- SUPPLIED DATA:
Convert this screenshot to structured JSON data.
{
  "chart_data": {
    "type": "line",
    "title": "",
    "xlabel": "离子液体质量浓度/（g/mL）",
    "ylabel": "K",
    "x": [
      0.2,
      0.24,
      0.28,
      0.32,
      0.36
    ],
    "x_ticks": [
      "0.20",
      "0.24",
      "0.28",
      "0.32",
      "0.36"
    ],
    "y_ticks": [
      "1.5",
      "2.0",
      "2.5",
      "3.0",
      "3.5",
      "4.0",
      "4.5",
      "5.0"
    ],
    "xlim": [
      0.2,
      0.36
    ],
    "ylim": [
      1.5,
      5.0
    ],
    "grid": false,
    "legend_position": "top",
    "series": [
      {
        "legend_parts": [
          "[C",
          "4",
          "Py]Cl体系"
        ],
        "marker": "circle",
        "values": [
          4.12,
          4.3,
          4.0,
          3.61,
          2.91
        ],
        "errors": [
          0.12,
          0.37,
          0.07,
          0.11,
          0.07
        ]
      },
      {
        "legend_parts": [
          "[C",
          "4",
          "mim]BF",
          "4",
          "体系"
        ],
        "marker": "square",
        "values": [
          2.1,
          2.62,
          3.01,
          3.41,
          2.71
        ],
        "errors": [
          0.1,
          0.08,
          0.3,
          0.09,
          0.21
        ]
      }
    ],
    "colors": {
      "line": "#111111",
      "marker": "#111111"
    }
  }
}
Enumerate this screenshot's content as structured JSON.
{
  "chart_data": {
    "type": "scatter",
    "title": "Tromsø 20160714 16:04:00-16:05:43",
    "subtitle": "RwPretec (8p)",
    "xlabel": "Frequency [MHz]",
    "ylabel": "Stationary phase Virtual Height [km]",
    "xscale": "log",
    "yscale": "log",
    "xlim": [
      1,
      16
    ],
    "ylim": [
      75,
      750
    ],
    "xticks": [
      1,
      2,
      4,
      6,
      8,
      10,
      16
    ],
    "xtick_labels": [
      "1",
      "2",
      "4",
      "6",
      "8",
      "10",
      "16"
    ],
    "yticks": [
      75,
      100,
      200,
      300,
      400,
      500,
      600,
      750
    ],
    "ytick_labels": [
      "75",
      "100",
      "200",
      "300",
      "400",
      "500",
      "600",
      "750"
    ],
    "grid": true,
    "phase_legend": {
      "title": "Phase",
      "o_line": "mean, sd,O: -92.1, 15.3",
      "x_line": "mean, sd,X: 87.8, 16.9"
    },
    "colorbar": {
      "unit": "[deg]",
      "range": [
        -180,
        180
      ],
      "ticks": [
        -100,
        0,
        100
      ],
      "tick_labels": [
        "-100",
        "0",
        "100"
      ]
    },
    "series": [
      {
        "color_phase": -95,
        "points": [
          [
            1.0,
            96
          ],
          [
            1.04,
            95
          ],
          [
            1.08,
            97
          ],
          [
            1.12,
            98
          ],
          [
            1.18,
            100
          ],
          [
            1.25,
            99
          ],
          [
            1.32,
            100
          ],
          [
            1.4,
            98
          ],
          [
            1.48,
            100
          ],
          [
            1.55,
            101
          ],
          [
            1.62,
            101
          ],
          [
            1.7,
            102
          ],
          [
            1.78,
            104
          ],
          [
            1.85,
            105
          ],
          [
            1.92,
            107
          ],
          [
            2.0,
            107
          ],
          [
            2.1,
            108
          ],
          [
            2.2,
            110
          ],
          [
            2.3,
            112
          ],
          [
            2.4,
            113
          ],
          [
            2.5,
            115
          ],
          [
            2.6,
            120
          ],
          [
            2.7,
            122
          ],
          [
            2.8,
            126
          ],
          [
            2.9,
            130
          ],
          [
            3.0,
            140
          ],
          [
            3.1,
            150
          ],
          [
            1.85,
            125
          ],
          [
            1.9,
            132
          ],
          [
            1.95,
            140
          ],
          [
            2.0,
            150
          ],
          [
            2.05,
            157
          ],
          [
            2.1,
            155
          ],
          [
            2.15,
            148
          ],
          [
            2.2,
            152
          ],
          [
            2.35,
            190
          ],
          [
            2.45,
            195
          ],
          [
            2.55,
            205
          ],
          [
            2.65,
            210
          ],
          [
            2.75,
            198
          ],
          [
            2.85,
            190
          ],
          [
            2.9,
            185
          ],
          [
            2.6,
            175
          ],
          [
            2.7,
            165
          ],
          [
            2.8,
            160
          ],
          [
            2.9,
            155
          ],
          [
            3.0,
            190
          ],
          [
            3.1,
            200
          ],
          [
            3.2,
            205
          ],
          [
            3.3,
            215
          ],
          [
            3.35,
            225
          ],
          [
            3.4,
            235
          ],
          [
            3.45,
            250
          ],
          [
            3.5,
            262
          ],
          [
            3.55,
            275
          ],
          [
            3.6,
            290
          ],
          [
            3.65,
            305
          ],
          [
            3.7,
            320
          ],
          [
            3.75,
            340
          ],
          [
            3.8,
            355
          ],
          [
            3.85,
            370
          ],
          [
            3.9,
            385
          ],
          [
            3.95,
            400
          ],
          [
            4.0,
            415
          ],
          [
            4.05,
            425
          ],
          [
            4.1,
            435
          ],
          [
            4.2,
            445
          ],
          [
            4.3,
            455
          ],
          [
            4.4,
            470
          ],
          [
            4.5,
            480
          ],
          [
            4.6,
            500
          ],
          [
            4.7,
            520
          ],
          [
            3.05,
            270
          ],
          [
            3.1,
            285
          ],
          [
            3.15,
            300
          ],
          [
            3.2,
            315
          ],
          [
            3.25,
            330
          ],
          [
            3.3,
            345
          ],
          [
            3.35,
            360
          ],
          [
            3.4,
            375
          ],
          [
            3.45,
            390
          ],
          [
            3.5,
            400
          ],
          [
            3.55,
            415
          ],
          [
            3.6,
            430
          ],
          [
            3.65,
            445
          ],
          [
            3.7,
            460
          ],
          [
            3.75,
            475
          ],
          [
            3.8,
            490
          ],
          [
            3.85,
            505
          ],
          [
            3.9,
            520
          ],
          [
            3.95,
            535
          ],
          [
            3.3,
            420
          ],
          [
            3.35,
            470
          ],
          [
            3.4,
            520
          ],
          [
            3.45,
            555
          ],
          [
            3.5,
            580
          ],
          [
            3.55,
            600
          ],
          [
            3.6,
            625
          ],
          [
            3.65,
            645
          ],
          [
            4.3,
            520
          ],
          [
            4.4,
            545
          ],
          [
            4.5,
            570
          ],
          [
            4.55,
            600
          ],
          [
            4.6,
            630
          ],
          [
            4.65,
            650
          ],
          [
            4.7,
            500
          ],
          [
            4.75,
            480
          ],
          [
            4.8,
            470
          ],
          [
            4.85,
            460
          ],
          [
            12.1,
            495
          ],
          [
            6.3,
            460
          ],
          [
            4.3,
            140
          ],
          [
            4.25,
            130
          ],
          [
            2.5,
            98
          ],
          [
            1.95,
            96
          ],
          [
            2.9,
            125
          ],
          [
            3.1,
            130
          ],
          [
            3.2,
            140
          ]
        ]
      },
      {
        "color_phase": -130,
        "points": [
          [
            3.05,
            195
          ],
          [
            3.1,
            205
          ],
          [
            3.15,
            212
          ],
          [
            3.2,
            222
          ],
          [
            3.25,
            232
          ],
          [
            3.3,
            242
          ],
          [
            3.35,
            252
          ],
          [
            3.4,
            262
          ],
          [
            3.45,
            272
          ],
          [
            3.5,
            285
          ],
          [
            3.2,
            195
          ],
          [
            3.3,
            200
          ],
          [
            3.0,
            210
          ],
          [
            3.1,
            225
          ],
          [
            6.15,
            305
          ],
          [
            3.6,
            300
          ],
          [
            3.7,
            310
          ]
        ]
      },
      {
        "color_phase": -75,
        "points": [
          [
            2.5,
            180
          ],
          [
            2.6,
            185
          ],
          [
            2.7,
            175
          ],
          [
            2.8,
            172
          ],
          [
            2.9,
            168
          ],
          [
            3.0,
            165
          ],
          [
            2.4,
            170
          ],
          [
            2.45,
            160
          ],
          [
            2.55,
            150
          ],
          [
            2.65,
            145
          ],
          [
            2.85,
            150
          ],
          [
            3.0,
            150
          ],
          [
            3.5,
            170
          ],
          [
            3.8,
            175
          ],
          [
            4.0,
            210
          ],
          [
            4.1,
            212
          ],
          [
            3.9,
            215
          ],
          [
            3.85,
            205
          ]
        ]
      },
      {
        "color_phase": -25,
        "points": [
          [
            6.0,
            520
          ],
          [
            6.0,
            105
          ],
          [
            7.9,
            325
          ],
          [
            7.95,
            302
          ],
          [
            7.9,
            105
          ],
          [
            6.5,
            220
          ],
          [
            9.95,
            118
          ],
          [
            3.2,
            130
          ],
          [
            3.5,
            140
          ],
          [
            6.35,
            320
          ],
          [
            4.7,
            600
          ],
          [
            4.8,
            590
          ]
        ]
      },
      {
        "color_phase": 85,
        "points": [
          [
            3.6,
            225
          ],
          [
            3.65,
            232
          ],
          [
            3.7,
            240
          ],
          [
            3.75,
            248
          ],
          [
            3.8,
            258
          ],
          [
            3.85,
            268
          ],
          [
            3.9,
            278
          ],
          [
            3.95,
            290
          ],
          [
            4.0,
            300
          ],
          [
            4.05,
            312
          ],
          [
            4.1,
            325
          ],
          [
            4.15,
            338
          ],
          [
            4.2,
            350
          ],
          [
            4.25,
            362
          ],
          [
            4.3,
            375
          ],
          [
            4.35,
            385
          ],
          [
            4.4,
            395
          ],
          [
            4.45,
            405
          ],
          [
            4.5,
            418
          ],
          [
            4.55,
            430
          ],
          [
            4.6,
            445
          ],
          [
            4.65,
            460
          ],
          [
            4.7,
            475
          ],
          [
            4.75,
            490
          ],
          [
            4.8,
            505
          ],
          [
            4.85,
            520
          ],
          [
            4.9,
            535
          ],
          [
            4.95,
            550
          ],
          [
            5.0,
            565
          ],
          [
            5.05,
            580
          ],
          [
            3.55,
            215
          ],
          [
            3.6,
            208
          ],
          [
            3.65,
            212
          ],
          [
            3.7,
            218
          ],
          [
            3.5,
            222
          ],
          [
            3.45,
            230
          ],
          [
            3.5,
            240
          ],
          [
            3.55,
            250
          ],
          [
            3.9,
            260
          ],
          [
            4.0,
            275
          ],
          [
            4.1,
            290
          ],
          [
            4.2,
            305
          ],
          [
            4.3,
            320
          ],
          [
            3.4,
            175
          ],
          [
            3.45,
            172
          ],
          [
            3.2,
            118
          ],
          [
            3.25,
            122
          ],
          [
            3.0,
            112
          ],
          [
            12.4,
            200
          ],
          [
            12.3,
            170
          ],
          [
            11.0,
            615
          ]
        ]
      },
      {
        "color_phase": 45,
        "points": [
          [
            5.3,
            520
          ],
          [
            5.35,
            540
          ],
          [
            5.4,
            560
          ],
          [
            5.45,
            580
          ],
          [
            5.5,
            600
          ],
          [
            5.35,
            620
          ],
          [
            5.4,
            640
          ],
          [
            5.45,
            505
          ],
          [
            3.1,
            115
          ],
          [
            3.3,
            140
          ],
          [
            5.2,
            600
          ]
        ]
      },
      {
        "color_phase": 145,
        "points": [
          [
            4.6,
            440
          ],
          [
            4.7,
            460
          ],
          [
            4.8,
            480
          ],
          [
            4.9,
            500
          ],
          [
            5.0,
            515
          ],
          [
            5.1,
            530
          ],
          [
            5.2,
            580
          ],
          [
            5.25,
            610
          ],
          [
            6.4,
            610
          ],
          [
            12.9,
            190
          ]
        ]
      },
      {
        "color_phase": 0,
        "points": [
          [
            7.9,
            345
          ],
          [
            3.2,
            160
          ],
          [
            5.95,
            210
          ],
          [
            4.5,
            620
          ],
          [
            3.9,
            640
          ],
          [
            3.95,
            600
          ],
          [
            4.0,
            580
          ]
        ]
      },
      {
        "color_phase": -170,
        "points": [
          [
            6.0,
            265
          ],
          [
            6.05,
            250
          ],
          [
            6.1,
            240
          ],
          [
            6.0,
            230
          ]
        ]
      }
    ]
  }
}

- WHAT IS ASKED: Which lines contain "xlabel"? Copy each of them out.

- SOLVED PROBLEM:
    "xlabel": "离子液体质量浓度/（g/mL）",
    "xlabel": "Frequency [MHz]",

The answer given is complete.